◆ Short problem ◆
Leave the pictures out and print every record below exactly as it stands.

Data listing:
▬▬▬
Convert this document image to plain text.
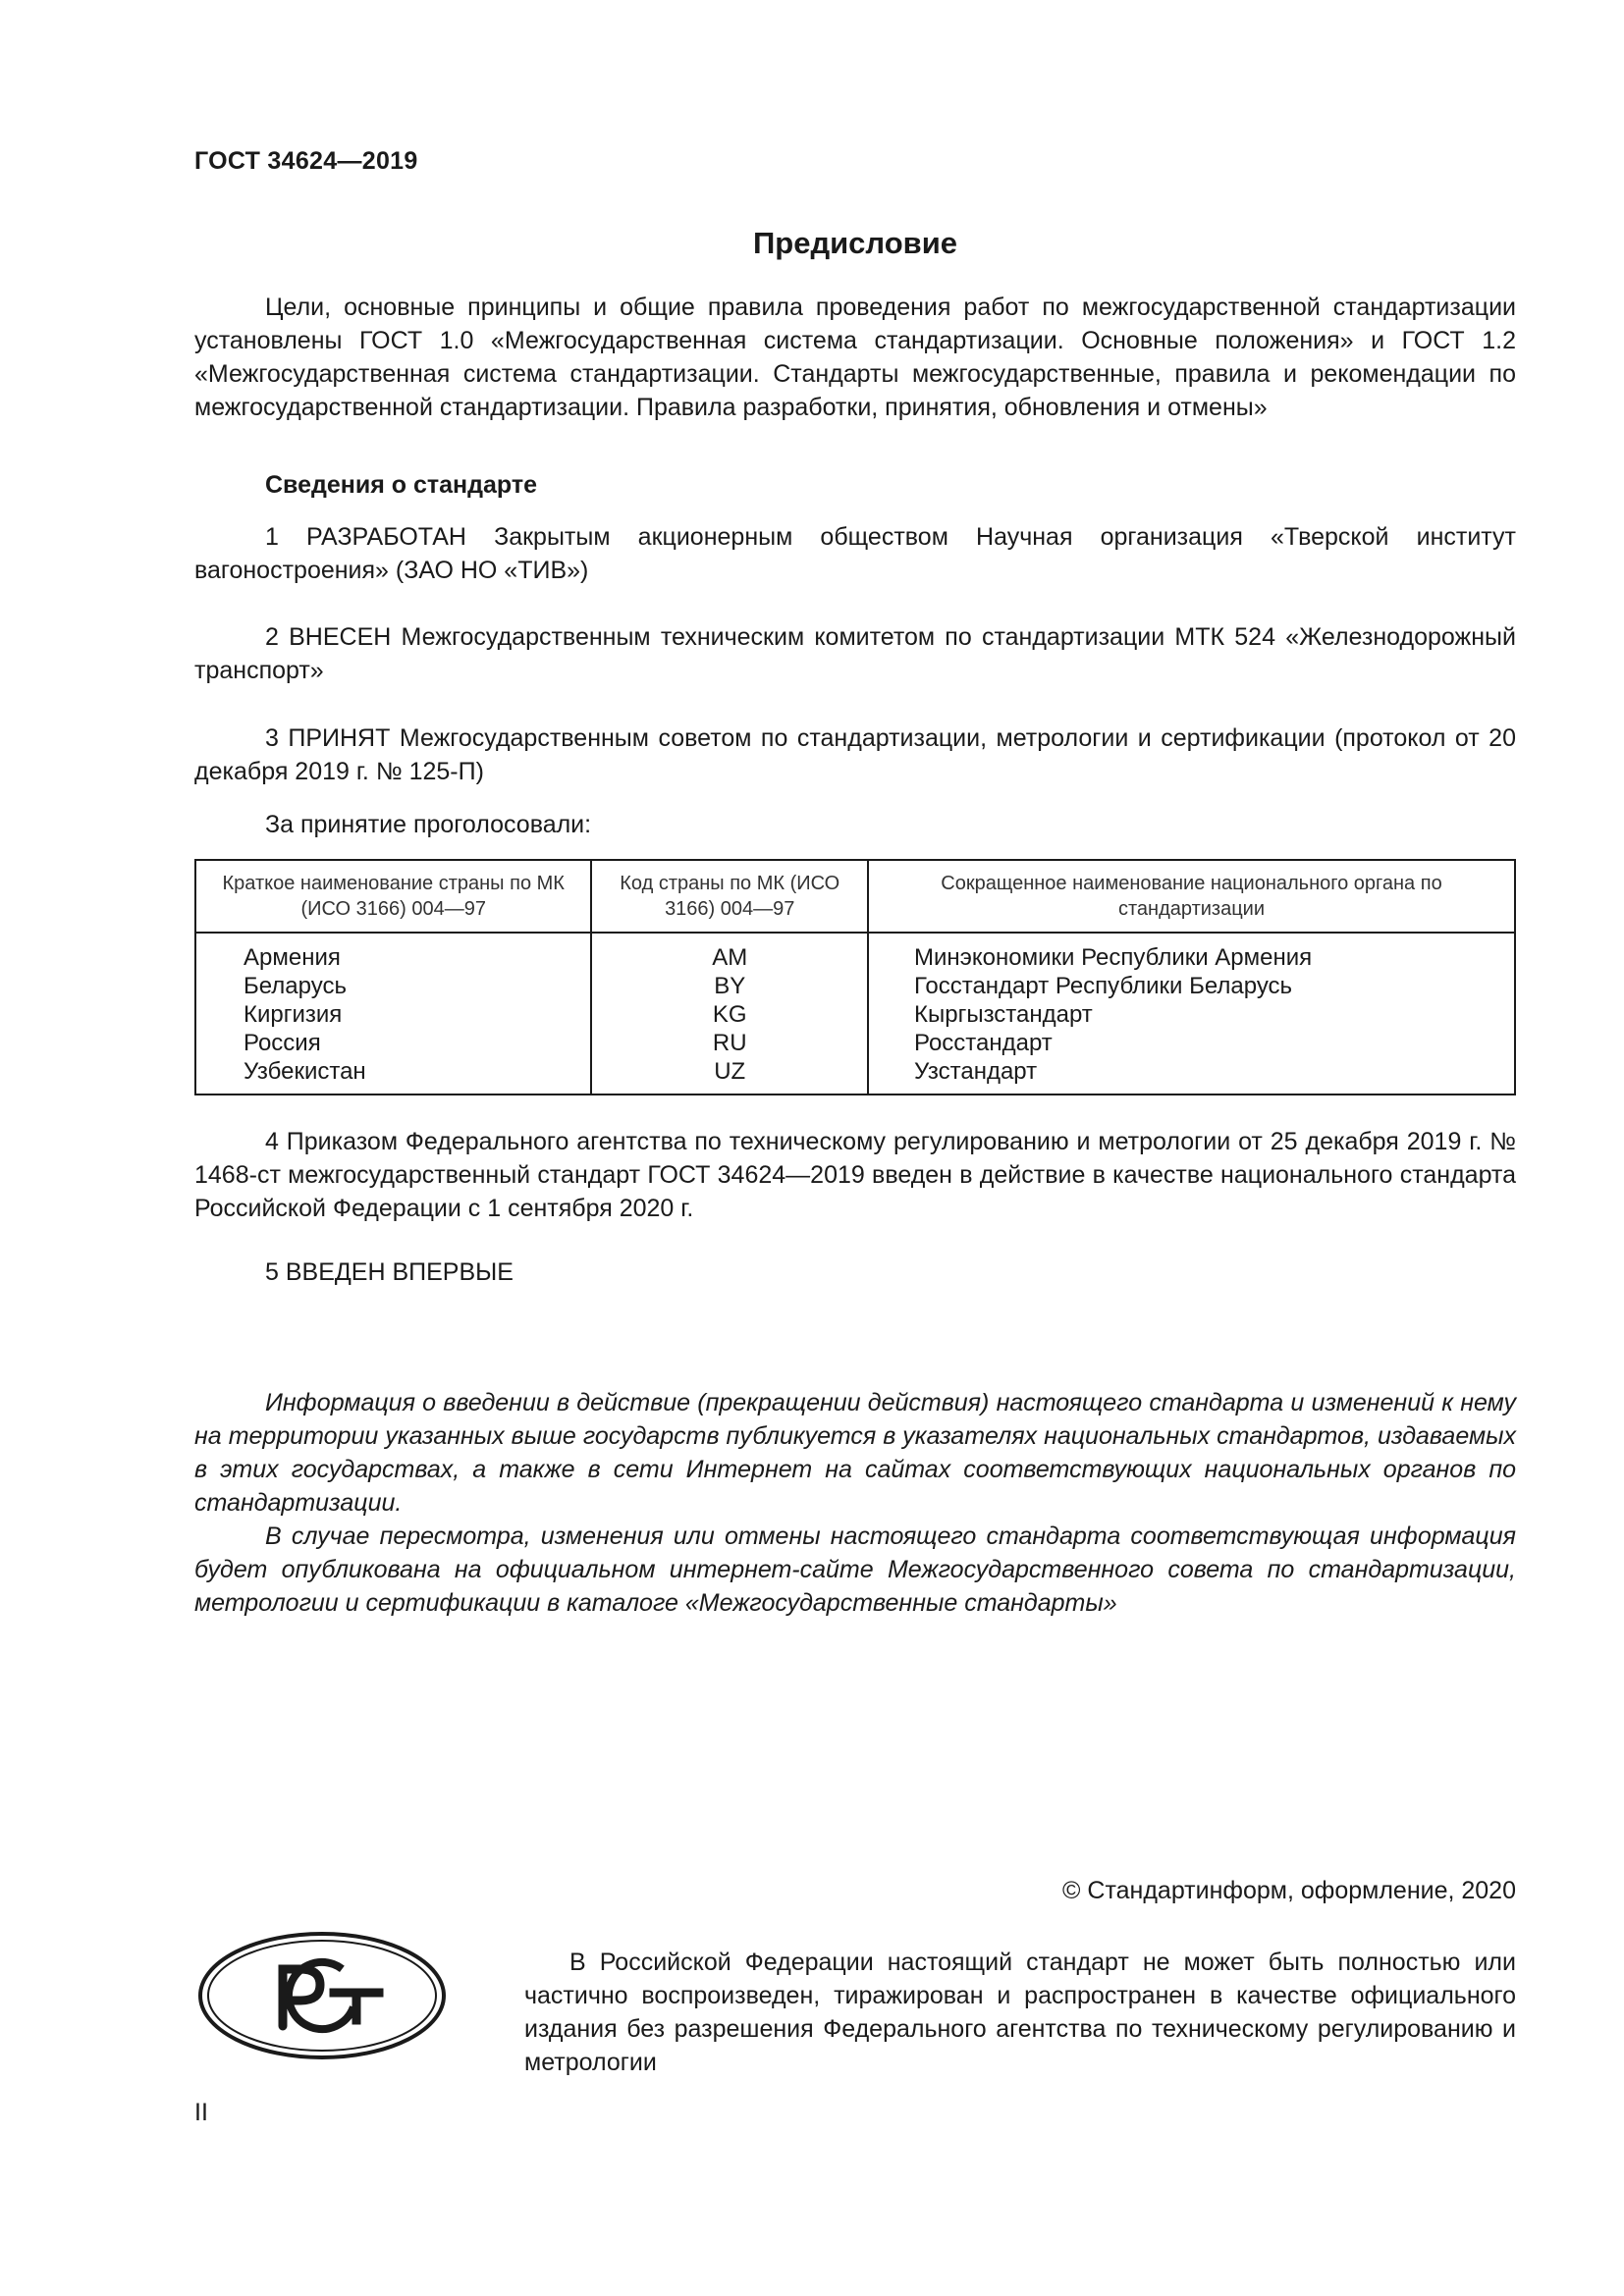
ГОСТ 34624—2019
Предисловие

Цели, основные принципы и общие правила проведения работ по межгосударственной стандартизации установлены ГОСТ 1.0 «Межгосударственная система стандартизации. Основные положения» и ГОСТ 1.2 «Межгосударственная система стандартизации. Стандарты межгосударственные, правила и рекомендации по межгосударственной стандартизации. Правила разработки, принятия, обновления и отмены»

Сведения о стандарте

1 РАЗРАБОТАН Закрытым акционерным обществом Научная организация «Тверской институт вагоностроения» (ЗАО НО «ТИВ»)

2 ВНЕСЕН Межгосударственным техническим комитетом по стандартизации МТК 524 «Железнодорожный транспорт»

3 ПРИНЯТ Межгосударственным советом по стандартизации, метрологии и сертификации (протокол от 20 декабря 2019 г. № 125-П)

За принятие проголосовали:
Краткое наименование страны по МК (ИСО 3166) 004—97	Код страны по МК (ИСО 3166) 004—97	Сокращенное наименование национального органа по стандартизации
Армения	AM	Минэкономики Республики Армения
Беларусь	BY	Госстандарт Республики Беларусь
Киргизия	KG	Кыргызстандарт
Россия	RU	Росстандарт
Узбекистан	UZ	Узстандарт

4 Приказом Федерального агентства по техническому регулированию и метрологии от 25 декабря 2019 г. № 1468-ст межгосударственный стандарт ГОСТ 34624—2019 введен в действие в качестве национального стандарта Российской Федерации с 1 сентября 2020 г.

5 ВВЕДЕН ВПЕРВЫЕ

Информация о введении в действие (прекращении действия) настоящего стандарта и изменений к нему на территории указанных выше государств публикуется в указателях национальных стандартов, издаваемых в этих государствах, а также в сети Интернет на сайтах соответствующих национальных органов по стандартизации.

В случае пересмотра, изменения или отмены настоящего стандарта соответствующая информация будет опубликована на официальном интернет-сайте Межгосударственного совета по стандартизации, метрологии и сертификации в каталоге «Межгосударственные стандарты»

© Стандартинформ, оформление, 2020

В Российской Федерации настоящий стандарт не может быть полностью или частично воспроизведен, тиражирован и распространен в качестве официального издания без разрешения Федерального агентства по техническому регулированию и метрологии

II
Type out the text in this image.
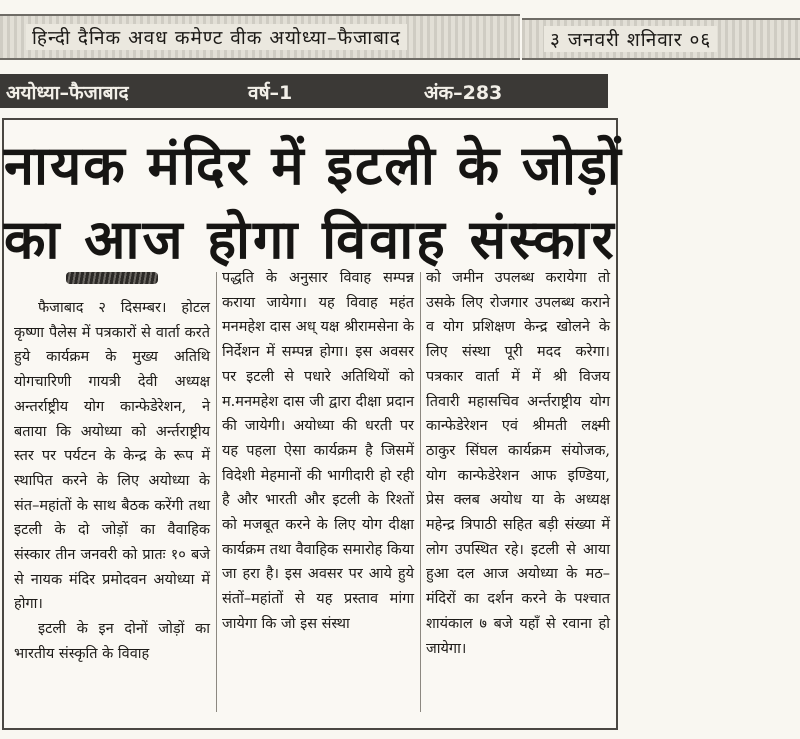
हिन्दी दैनिक अवध कमेण्ट वीक अयोध्या–फैजाबाद	३ जनवरी शनिवार ०६
अयोध्या–फैजाबाद	वर्ष–1	अंक–283
नायक मंदिर में इटली के जोड़ों
का आज होगा विवाह संस्कार

फैजाबाद २ दिसम्बर। होटल कृष्णा पैलेस में पत्रकारों से वार्ता करते हुये कार्यक्रम के मुख्य अतिथि योगचारिणी गायत्री देवी अध्यक्ष अन्तर्राष्ट्रीय योग कान्फेडेरेशन, ने बताया कि अयोध्या को अर्न्तराष्ट्रीय स्तर पर पर्यटन के केन्द्र के रूप में स्थापित करने के लिए अयोध्या के संत–महांतों के साथ बैठक करेंगी तथा इटली के दो जोड़ों का वैवाहिक संस्कार तीन जनवरी को प्रातः १० बजे से नायक मंदिर प्रमोदवन अयोध्या में होगा।

इटली के इन दोनों जोड़ों का भारतीय संस्कृति के विवाह

पद्धति के अनुसार विवाह सम्पन्न कराया जायेगा। यह विवाह महंत मनमहेश दास अध् यक्ष श्रीरामसेना के निर्देशन में सम्पन्न होगा। इस अवसर पर इटली से पधारे अतिथियों को म.मनमहेश दास जी द्वारा दीक्षा प्रदान की जायेगी। अयोध्या की धरती पर यह पहला ऐसा कार्यक्रम है जिसमें विदेशी मेहमानों की भागीदारी हो रही है और भारती और इटली के रिश्तों को मजबूत करने के लिए योग दीक्षा कार्यक्रम तथा वैवाहिक समारोह किया जा हरा है। इस अवसर पर आये हुये संतों–महांतों से यह प्रस्ताव मांगा जायेगा कि जो इस संस्था

को जमीन उपलब्ध करायेगा तो उसके लिए रोजगार उपलब्ध कराने व योग प्रशिक्षण केन्द्र खोलने के लिए संस्था पूरी मदद करेगा। पत्रकार वार्ता में में श्री विजय तिवारी महासचिव अर्न्तराष्ट्रीय योग कान्फेडेरेशन एवं श्रीमती लक्ष्मी ठाकुर सिंघल कार्यक्रम संयोजक, योग कान्फेडेरेशन आफ इण्डिया, प्रेस क्लब अयोध या के अध्यक्ष महेन्द्र त्रिपाठी सहित बड़ी संख्या में लोग उपस्थित रहे। इटली से आया हुआ दल आज अयोध्या के मठ–मंदिरों का दर्शन करने के पश्चात शायंकाल ७ बजे यहाँ से रवाना हो जायेगा।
▬▬▬
◆ Task response ◆
Convert this document image to plain text.
ГОСТ 34624—2019
Предисловие

Цели, основные принципы и общие правила проведения работ по межгосударственной стандартизации установлены ГОСТ 1.0 «Межгосударственная система стандартизации. Основные положения» и ГОСТ 1.2 «Межгосударственная система стандартизации. Стандарты межгосударственные, правила и рекомендации по межгосударственной стандартизации. Правила разработки, принятия, обновления и отмены»

Сведения о стандарте

1 РАЗРАБОТАН Закрытым акционерным обществом Научная организация «Тверской институт вагоностроения» (ЗАО НО «ТИВ»)

2 ВНЕСЕН Межгосударственным техническим комитетом по стандартизации МТК 524 «Железнодорожный транспорт»

3 ПРИНЯТ Межгосударственным советом по стандартизации, метрологии и сертификации (протокол от 20 декабря 2019 г. № 125-П)

За принятие проголосовали:
Краткое наименование страны по МК (ИСО 3166) 004—97	Код страны по МК (ИСО 3166) 004—97	Сокращенное наименование национального органа по стандартизации
Армения	AM	Минэкономики Республики Армения
Беларусь	BY	Госстандарт Республики Беларусь
Киргизия	KG	Кыргызстандарт
Россия	RU	Росстандарт
Узбекистан	UZ	Узстандарт

4 Приказом Федерального агентства по техническому регулированию и метрологии от 25 декабря 2019 г. № 1468-ст межгосударственный стандарт ГОСТ 34624—2019 введен в действие в качестве национального стандарта Российской Федерации с 1 сентября 2020 г.

5 ВВЕДЕН ВПЕРВЫЕ

Информация о введении в действие (прекращении действия) настоящего стандарта и изменений к нему на территории указанных выше государств публикуется в указателях национальных стандартов, издаваемых в этих государствах, а также в сети Интернет на сайтах соответствующих национальных органов по стандартизации.

В случае пересмотра, изменения или отмены настоящего стандарта соответствующая информация будет опубликована на официальном интернет-сайте Межгосударственного совета по стандартизации, метрологии и сертификации в каталоге «Межгосударственные стандарты»

© Стандартинформ, оформление, 2020

В Российской Федерации настоящий стандарт не может быть полностью или частично воспроизведен, тиражирован и распространен в качестве официального издания без разрешения Федерального агентства по техническому регулированию и метрологии

II
Type out the text in this image.
हिन्दी दैनिक अवध कमेण्ट वीक अयोध्या–फैजाबाद	३ जनवरी शनिवार ०६
अयोध्या–फैजाबाद	वर्ष–1	अंक–283
नायक मंदिर में इटली के जोड़ों
का आज होगा विवाह संस्कार

फैजाबाद २ दिसम्बर। होटल कृष्णा पैलेस में पत्रकारों से वार्ता करते हुये कार्यक्रम के मुख्य अतिथि योगचारिणी गायत्री देवी अध्यक्ष अन्तर्राष्ट्रीय योग कान्फेडेरेशन, ने बताया कि अयोध्या को अर्न्तराष्ट्रीय स्तर पर पर्यटन के केन्द्र के रूप में स्थापित करने के लिए अयोध्या के संत–महांतों के साथ बैठक करेंगी तथा इटली के दो जोड़ों का वैवाहिक संस्कार तीन जनवरी को प्रातः १० बजे से नायक मंदिर प्रमोदवन अयोध्या में होगा।

इटली के इन दोनों जोड़ों का भारतीय संस्कृति के विवाह

पद्धति के अनुसार विवाह सम्पन्न कराया जायेगा। यह विवाह महंत मनमहेश दास अध् यक्ष श्रीरामसेना के निर्देशन में सम्पन्न होगा। इस अवसर पर इटली से पधारे अतिथियों को म.मनमहेश दास जी द्वारा दीक्षा प्रदान की जायेगी। अयोध्या की धरती पर यह पहला ऐसा कार्यक्रम है जिसमें विदेशी मेहमानों की भागीदारी हो रही है और भारती और इटली के रिश्तों को मजबूत करने के लिए योग दीक्षा कार्यक्रम तथा वैवाहिक समारोह किया जा हरा है। इस अवसर पर आये हुये संतों–महांतों से यह प्रस्ताव मांगा जायेगा कि जो इस संस्था

को जमीन उपलब्ध करायेगा तो उसके लिए रोजगार उपलब्ध कराने व योग प्रशिक्षण केन्द्र खोलने के लिए संस्था पूरी मदद करेगा। पत्रकार वार्ता में में श्री विजय तिवारी महासचिव अर्न्तराष्ट्रीय योग कान्फेडेरेशन एवं श्रीमती लक्ष्मी ठाकुर सिंघल कार्यक्रम संयोजक, योग कान्फेडेरेशन आफ इण्डिया, प्रेस क्लब अयोध या के अध्यक्ष महेन्द्र त्रिपाठी सहित बड़ी संख्या में लोग उपस्थित रहे। इटली से आया हुआ दल आज अयोध्या के मठ–मंदिरों का दर्शन करने के पश्चात शायंकाल ७ बजे यहाँ से रवाना हो जायेगा।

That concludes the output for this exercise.